** BEGIN RECORDS PROVIDED **
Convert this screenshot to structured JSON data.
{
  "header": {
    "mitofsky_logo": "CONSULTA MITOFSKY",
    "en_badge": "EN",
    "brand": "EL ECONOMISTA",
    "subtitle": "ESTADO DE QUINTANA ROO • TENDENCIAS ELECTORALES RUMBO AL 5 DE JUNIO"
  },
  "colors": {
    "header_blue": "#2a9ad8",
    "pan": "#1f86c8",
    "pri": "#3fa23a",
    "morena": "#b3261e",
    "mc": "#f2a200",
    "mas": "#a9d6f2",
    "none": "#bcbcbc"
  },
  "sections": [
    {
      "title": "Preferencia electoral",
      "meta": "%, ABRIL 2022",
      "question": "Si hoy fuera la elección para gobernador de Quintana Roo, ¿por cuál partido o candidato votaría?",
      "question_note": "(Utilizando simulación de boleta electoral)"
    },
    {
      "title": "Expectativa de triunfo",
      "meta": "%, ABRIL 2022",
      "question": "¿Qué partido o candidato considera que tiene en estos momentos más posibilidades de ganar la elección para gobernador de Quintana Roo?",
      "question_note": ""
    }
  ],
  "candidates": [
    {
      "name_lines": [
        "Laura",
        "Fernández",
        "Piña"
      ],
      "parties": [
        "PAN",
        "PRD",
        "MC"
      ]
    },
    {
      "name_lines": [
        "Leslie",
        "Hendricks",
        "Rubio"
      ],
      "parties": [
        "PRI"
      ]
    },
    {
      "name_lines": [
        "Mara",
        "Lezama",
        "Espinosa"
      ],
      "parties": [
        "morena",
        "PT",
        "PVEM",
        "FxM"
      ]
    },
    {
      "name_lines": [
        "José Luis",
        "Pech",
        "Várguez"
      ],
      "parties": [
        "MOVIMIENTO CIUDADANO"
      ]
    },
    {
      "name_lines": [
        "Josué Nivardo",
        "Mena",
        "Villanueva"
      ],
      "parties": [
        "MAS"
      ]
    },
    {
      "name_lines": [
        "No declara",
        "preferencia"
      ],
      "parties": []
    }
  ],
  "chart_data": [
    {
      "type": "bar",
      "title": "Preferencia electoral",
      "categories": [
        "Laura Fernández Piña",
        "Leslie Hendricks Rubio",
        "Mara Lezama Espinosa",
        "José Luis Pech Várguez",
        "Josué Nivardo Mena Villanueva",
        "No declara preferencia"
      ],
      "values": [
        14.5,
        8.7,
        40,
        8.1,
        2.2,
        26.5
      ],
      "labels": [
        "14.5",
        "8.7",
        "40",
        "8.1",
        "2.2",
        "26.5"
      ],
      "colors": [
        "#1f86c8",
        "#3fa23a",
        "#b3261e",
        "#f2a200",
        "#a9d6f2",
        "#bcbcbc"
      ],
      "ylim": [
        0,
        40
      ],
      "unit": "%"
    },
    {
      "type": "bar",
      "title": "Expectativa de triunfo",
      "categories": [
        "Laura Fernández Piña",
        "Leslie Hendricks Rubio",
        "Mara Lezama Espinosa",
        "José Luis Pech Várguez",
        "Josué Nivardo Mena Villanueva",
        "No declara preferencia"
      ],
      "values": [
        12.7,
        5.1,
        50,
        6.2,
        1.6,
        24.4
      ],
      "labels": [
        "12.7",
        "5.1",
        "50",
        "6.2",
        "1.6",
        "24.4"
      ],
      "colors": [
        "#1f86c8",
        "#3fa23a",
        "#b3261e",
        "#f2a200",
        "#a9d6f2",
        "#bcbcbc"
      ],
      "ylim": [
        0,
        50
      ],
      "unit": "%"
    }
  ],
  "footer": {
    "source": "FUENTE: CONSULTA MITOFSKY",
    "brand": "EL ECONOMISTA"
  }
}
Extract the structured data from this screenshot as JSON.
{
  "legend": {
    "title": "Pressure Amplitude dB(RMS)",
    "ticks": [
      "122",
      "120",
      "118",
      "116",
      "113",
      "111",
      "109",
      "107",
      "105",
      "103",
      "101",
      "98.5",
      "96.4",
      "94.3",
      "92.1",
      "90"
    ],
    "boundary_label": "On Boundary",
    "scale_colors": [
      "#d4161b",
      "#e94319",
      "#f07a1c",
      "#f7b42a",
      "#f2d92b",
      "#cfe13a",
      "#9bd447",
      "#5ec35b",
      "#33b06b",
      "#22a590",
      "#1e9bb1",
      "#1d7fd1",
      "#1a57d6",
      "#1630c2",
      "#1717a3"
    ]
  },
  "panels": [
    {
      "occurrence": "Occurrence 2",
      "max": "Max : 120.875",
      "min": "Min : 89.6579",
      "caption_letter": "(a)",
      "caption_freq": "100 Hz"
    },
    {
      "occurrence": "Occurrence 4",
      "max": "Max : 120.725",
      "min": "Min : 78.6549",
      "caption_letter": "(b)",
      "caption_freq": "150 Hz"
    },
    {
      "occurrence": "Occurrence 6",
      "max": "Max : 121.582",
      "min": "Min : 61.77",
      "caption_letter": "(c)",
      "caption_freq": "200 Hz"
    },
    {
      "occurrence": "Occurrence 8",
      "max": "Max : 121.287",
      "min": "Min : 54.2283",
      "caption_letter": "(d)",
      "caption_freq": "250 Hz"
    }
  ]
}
** END RECORDS PROVIDED **
** BEGIN RECORDS PROVIDED **
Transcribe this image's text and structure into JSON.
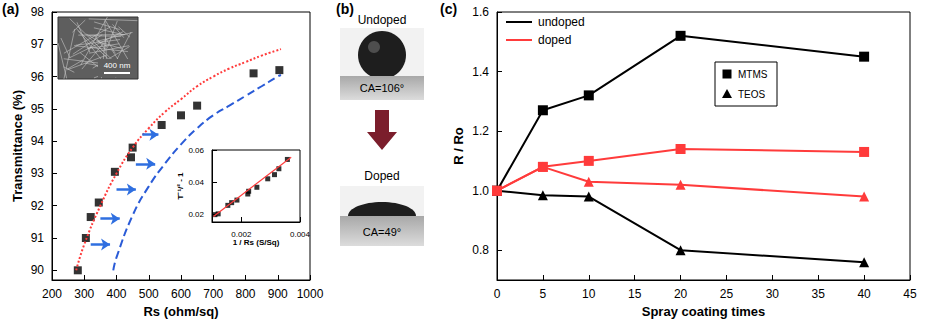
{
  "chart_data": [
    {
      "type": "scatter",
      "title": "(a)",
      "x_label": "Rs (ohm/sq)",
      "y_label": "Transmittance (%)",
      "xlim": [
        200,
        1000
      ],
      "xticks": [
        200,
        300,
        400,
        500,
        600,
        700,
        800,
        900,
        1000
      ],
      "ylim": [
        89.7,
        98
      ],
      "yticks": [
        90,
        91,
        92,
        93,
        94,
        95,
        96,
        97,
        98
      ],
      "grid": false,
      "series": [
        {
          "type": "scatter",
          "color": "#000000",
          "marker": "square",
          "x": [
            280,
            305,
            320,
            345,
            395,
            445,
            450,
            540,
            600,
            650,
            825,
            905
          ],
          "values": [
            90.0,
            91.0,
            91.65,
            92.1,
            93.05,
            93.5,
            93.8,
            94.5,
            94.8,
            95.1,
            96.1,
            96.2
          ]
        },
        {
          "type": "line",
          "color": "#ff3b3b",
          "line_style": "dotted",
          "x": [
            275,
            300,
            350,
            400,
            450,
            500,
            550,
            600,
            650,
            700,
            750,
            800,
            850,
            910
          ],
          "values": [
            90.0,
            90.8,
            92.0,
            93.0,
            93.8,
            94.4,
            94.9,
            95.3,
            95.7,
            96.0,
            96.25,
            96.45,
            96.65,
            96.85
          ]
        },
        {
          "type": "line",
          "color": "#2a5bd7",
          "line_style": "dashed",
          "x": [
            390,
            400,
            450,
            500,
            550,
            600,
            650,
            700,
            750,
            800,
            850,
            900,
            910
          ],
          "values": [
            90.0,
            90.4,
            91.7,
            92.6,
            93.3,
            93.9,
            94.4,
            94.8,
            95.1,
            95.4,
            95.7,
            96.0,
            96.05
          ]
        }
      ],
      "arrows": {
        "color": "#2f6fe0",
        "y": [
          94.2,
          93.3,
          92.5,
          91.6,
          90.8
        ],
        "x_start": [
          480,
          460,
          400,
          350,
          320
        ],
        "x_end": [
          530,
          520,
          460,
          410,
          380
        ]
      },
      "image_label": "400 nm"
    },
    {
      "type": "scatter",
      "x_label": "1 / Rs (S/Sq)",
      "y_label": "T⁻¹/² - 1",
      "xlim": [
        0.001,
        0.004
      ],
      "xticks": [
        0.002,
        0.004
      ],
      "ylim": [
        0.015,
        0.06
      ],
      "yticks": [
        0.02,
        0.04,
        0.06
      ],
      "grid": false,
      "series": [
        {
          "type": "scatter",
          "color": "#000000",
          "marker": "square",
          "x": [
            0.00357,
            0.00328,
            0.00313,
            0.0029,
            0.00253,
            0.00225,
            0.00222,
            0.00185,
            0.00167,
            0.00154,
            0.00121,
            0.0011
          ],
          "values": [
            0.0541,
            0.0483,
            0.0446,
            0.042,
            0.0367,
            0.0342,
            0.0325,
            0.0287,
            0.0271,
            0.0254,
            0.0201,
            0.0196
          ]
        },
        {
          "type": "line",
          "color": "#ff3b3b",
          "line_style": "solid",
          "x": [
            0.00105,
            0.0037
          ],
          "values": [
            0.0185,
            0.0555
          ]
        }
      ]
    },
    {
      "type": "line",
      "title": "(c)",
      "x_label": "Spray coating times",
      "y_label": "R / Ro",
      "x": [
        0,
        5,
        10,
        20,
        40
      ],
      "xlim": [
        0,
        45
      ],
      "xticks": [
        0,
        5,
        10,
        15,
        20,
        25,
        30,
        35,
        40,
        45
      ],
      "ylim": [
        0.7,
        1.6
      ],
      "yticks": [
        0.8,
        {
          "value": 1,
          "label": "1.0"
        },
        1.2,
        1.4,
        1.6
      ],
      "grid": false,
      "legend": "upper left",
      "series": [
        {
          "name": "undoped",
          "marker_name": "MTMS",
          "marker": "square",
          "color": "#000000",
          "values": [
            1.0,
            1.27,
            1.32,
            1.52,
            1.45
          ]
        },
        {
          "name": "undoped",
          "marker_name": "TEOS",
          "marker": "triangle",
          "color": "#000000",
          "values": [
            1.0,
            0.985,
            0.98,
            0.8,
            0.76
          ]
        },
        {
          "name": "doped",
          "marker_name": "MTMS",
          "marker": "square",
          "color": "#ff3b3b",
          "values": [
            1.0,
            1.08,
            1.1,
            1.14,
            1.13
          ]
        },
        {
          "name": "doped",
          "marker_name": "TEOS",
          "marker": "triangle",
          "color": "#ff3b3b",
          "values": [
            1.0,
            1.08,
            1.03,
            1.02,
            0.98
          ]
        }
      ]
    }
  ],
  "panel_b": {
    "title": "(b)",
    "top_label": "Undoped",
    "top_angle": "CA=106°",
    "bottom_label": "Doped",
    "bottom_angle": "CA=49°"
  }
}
** END RECORDS PROVIDED **
- **PROMPT**: Copy each line of the preceding data that contains the string "JSON".

- **SOLUTION TO THE PROBLEM**:
Convert this screenshot to structured JSON data.
Extract the structured data from this screenshot as JSON.
Transcribe this image's text and structure into JSON.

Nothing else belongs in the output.